• TO DO
Every record should be written out exactly, with the pictures left out.

──────── ENTRIES SUPPLIED ────────

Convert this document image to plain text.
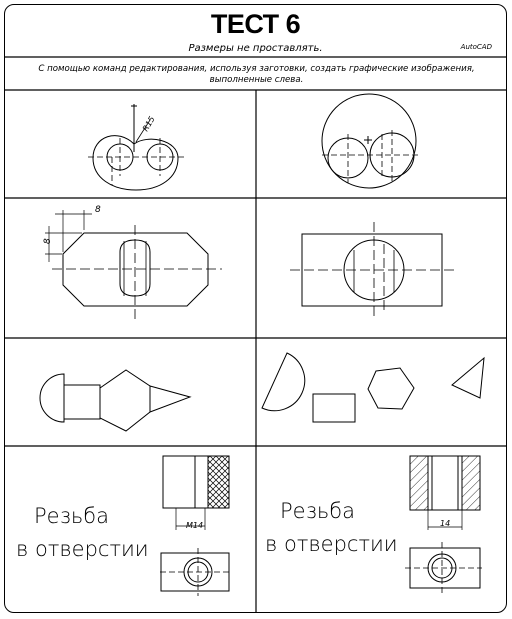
ТЕСТ 6
Размеры не проставлять.	AutoCAD
С помощью команд редактирования, используя заготовки, создать графические изображения, выполненные слева.
R15
8
8
M14	14
Резьба
в отверстии
Резьба
в отверстии
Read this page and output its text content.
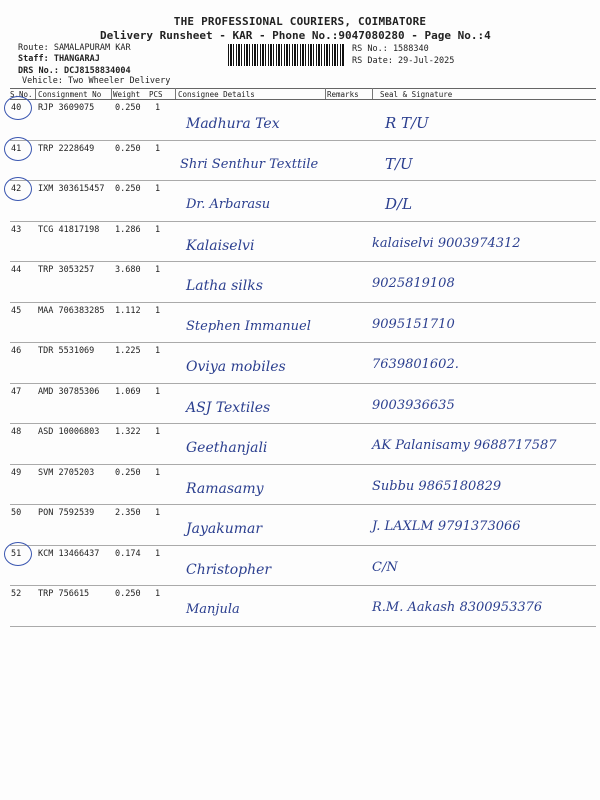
THE PROFESSIONAL COURIERS, COIMBATORE
Delivery Runsheet - KAR - Phone No.:9047080280 - Page No.:4
Route: SAMALAPURAM KAR
Staff: THANGARAJ
DRS No.: DCJ8158834004
Vehicle: Two Wheeler Delivery
RS No.: 1588340
RS Date: 29-Jul-2025
S.No. Consignment No Weight PCS Consignee Details	Remarks	Seal & Signature
40 RJP 3609075 0.250 1
Madhura Tex	R T/U
41 TRP 2228649 0.250 1
Shri Senthur Texttile	T/U
42 IXM 303615457 0.250 1
Dr. Arbarasu	D/L
43 TCG 41817198 1.286 1
Kalaiselvi	kalaiselvi 9003974312
44 TRP 3053257 3.680 1
Latha silks	9025819108
45 MAA 706383285 1.112 1
Stephen Immanuel	9095151710
46 TDR 5531069 1.225 1
Oviya mobiles	7639801602.
47 AMD 30785306 1.069 1
ASJ Textiles	9003936635
48 ASD 10006803 1.322 1
Geethanjali	AK Palanisamy 9688717587
49 SVM 2705203 0.250 1
Ramasamy	Subbu 9865180829
50 PON 7592539 2.350 1
Jayakumar	J. LAXLM 9791373066
51 KCM 13466437 0.174 1
Christopher	C/N
52 TRP 756615	0.250 1
Manjula	R.M. Aakash 8300953376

────────

• TASK RESPONSE
Convert this document image to plain text.
ТЕСТ 6
Размеры не проставлять.	AutoCAD
С помощью команд редактирования, используя заготовки, создать графические изображения, выполненные слева.
R15
8
8
M14	14
Резьба
в отверстии
Резьба
в отверстии
Read this page and output its text content.
THE PROFESSIONAL COURIERS, COIMBATORE
Delivery Runsheet - KAR - Phone No.:9047080280 - Page No.:4
Route: SAMALAPURAM KAR
Staff: THANGARAJ
DRS No.: DCJ8158834004
Vehicle: Two Wheeler Delivery
RS No.: 1588340
RS Date: 29-Jul-2025
S.No. Consignment No Weight PCS Consignee Details	Remarks	Seal & Signature
40 RJP 3609075 0.250 1
Madhura Tex	R T/U
41 TRP 2228649 0.250 1
Shri Senthur Texttile	T/U
42 IXM 303615457 0.250 1
Dr. Arbarasu	D/L
43 TCG 41817198 1.286 1
Kalaiselvi	kalaiselvi 9003974312
44 TRP 3053257 3.680 1
Latha silks	9025819108
45 MAA 706383285 1.112 1
Stephen Immanuel	9095151710
46 TDR 5531069 1.225 1
Oviya mobiles	7639801602.
47 AMD 30785306 1.069 1
ASJ Textiles	9003936635
48 ASD 10006803 1.322 1
Geethanjali	AK Palanisamy 9688717587
49 SVM 2705203 0.250 1
Ramasamy	Subbu 9865180829
50 PON 7592539 2.350 1
Jayakumar	J. LAXLM 9791373066
51 KCM 13466437 0.174 1
Christopher	C/N
52 TRP 756615	0.250 1
Manjula	R.M. Aakash 8300953376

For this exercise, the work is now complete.